(Rows from a figure dataset)
........

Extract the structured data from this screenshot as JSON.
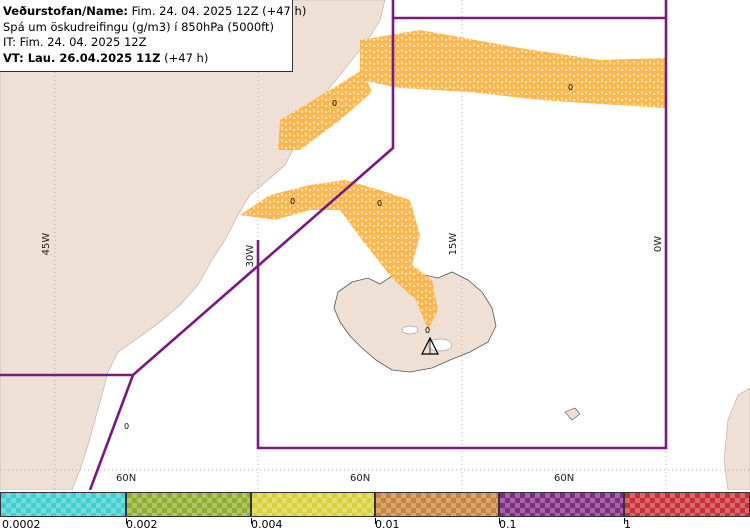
{
  "header": {
    "line1_bold": "Veðurstofan/Name:",
    "line1_rest": " Fim. 24. 04. 2025 12Z (+47 h)",
    "line2": "Spá um öskudreifingu (g/m3) í 850hPa (5000ft)",
    "line3": "IT: Fim. 24. 04. 2025 12Z",
    "line4_bold": "VT: Lau. 26.04.2025 11Z",
    "line4_rest": " (+47 h)"
  },
  "map": {
    "longitude_labels": [
      "45W",
      "30W",
      "15W",
      "0W"
    ],
    "latitude_labels": [
      "60N",
      "60N",
      "60N"
    ],
    "contour_labels": [
      "0",
      "0",
      "0",
      "0",
      "0",
      "0"
    ],
    "colors": {
      "land": "#efe0d5",
      "sea": "#ffffff",
      "ash": "#ffb347",
      "ash_light": "#ffd9a0",
      "boundary": "#7a1a80",
      "grid": "#999999"
    }
  },
  "legend": {
    "ticks": [
      "0.0002",
      "0.002",
      "0.004",
      "0.01",
      "0.1",
      "1"
    ],
    "colors": [
      "#3fcfcf",
      "#8fae2e",
      "#d8d23a",
      "#c8843a",
      "#7f2d80",
      "#c8303a"
    ]
  }
}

........

YOUR INSTRUCTIONS — Copy everything in the records above except the pictures, exactly as written.

SOLUTION —
Extract the structured data from this screenshot as JSON.
{
  "header": {
    "line1_bold": "Veðurstofan/Name:",
    "line1_rest": " Fim. 24. 04. 2025 12Z (+47 h)",
    "line2": "Spá um öskudreifingu (g/m3) í 850hPa (5000ft)",
    "line3": "IT: Fim. 24. 04. 2025 12Z",
    "line4_bold": "VT: Lau. 26.04.2025 11Z",
    "line4_rest": " (+47 h)"
  },
  "map": {
    "longitude_labels": [
      "45W",
      "30W",
      "15W",
      "0W"
    ],
    "latitude_labels": [
      "60N",
      "60N",
      "60N"
    ],
    "contour_labels": [
      "0",
      "0",
      "0",
      "0",
      "0",
      "0"
    ],
    "colors": {
      "land": "#efe0d5",
      "sea": "#ffffff",
      "ash": "#ffb347",
      "ash_light": "#ffd9a0",
      "boundary": "#7a1a80",
      "grid": "#999999"
    }
  },
  "legend": {
    "ticks": [
      "0.0002",
      "0.002",
      "0.004",
      "0.01",
      "0.1",
      "1"
    ],
    "colors": [
      "#3fcfcf",
      "#8fae2e",
      "#d8d23a",
      "#c8843a",
      "#7f2d80",
      "#c8303a"
    ]
  }
}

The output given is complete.